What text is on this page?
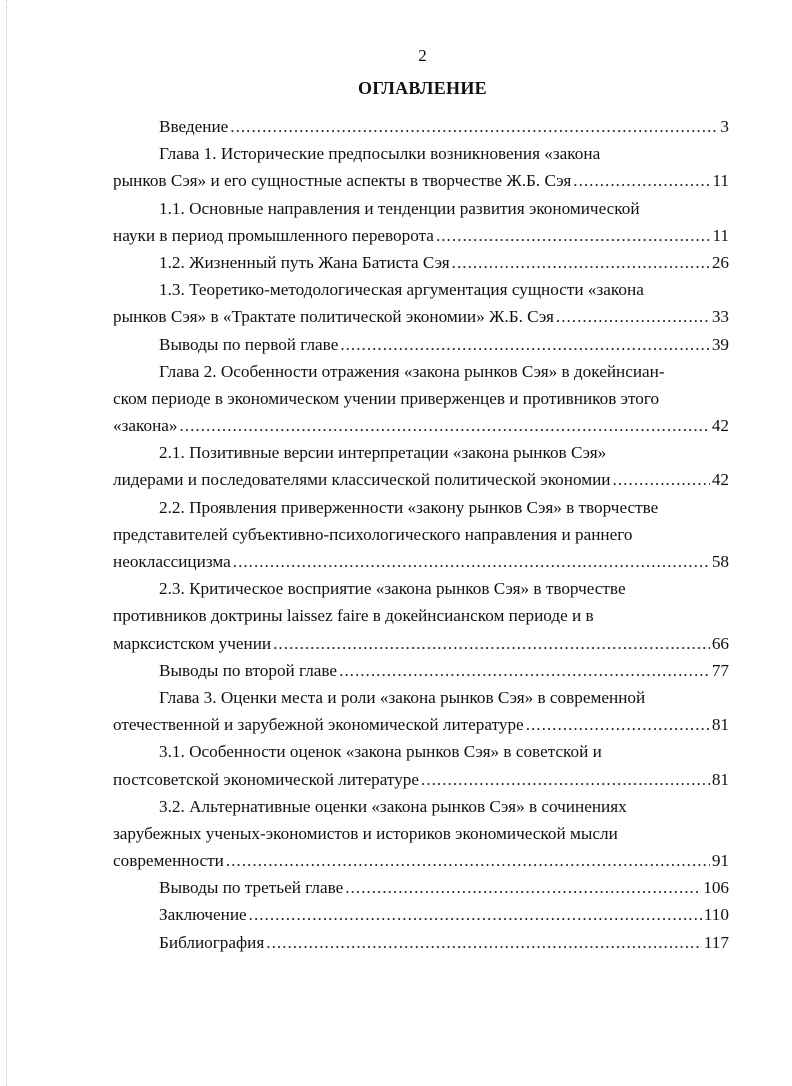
2
ОГЛАВЛЕНИЕ
Введение .....	3
Глава 1. Исторические предпосылки возникновения «закона
рынков Сэя» и его сущностные аспекты в творчестве Ж.Б. Сэя .....	11
1.1. Основные направления и тенденции развития экономической
науки в период промышленного переворота .....	11
1.2. Жизненный путь Жана Батиста Сэя .....	26
1.3. Теоретико-методологическая аргументация сущности «закона
рынков Сэя» в «Трактате политической экономии» Ж.Б. Сэя .....	33
Выводы по первой главе .....	39
Глава 2. Особенности отражения «закона рынков Сэя» в докейнсиан-
ском периоде в экономическом учении приверженцев и противников этого
«закона» .....	42
2.1. Позитивные версии интерпретации «закона рынков Сэя»
лидерами и последователями классической политической экономии .....	42
2.2. Проявления приверженности «закону рынков Сэя» в творчестве
представителей субъективно-психологического направления и раннего
неоклассицизма .....	58
2.3. Критическое восприятие «закона рынков Сэя» в творчестве
противников доктрины laissez faire в докейнсианском периоде и в
марксистском учении .....	66
Выводы по второй главе .....	77
Глава 3. Оценки места и роли «закона рынков Сэя» в современной
отечественной и зарубежной экономической литературе .....	81
3.1. Особенности оценок «закона рынков Сэя» в советской и
постсоветской экономической литературе .....	81
3.2. Альтернативные оценки «закона рынков Сэя» в сочинениях
зарубежных ученых-экономистов и историков экономической мысли
современности .....	91
Выводы по третьей главе .....	106
Заключение .....	110
Библиография .....	117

**TASK INSTRUCTIONS**
Repeat the records above exactly, omitting every picture.

**RESULT OF THE TASK**
What text is on this page?
2
ОГЛАВЛЕНИЕ
Введение .....	3
Глава 1. Исторические предпосылки возникновения «закона
рынков Сэя» и его сущностные аспекты в творчестве Ж.Б. Сэя .....	11
1.1. Основные направления и тенденции развития экономической
науки в период промышленного переворота .....	11
1.2. Жизненный путь Жана Батиста Сэя .....	26
1.3. Теоретико-методологическая аргументация сущности «закона
рынков Сэя» в «Трактате политической экономии» Ж.Б. Сэя .....	33
Выводы по первой главе .....	39
Глава 2. Особенности отражения «закона рынков Сэя» в докейнсиан-
ском периоде в экономическом учении приверженцев и противников этого
«закона» .....	42
2.1. Позитивные версии интерпретации «закона рынков Сэя»
лидерами и последователями классической политической экономии .....	42
2.2. Проявления приверженности «закону рынков Сэя» в творчестве
представителей субъективно-психологического направления и раннего
неоклассицизма .....	58
2.3. Критическое восприятие «закона рынков Сэя» в творчестве
противников доктрины laissez faire в докейнсианском периоде и в
марксистском учении .....	66
Выводы по второй главе .....	77
Глава 3. Оценки места и роли «закона рынков Сэя» в современной
отечественной и зарубежной экономической литературе .....	81
3.1. Особенности оценок «закона рынков Сэя» в советской и
постсоветской экономической литературе .....	81
3.2. Альтернативные оценки «закона рынков Сэя» в сочинениях
зарубежных ученых-экономистов и историков экономической мысли
современности .....	91
Выводы по третьей главе .....	106
Заключение .....	110
Библиография .....	117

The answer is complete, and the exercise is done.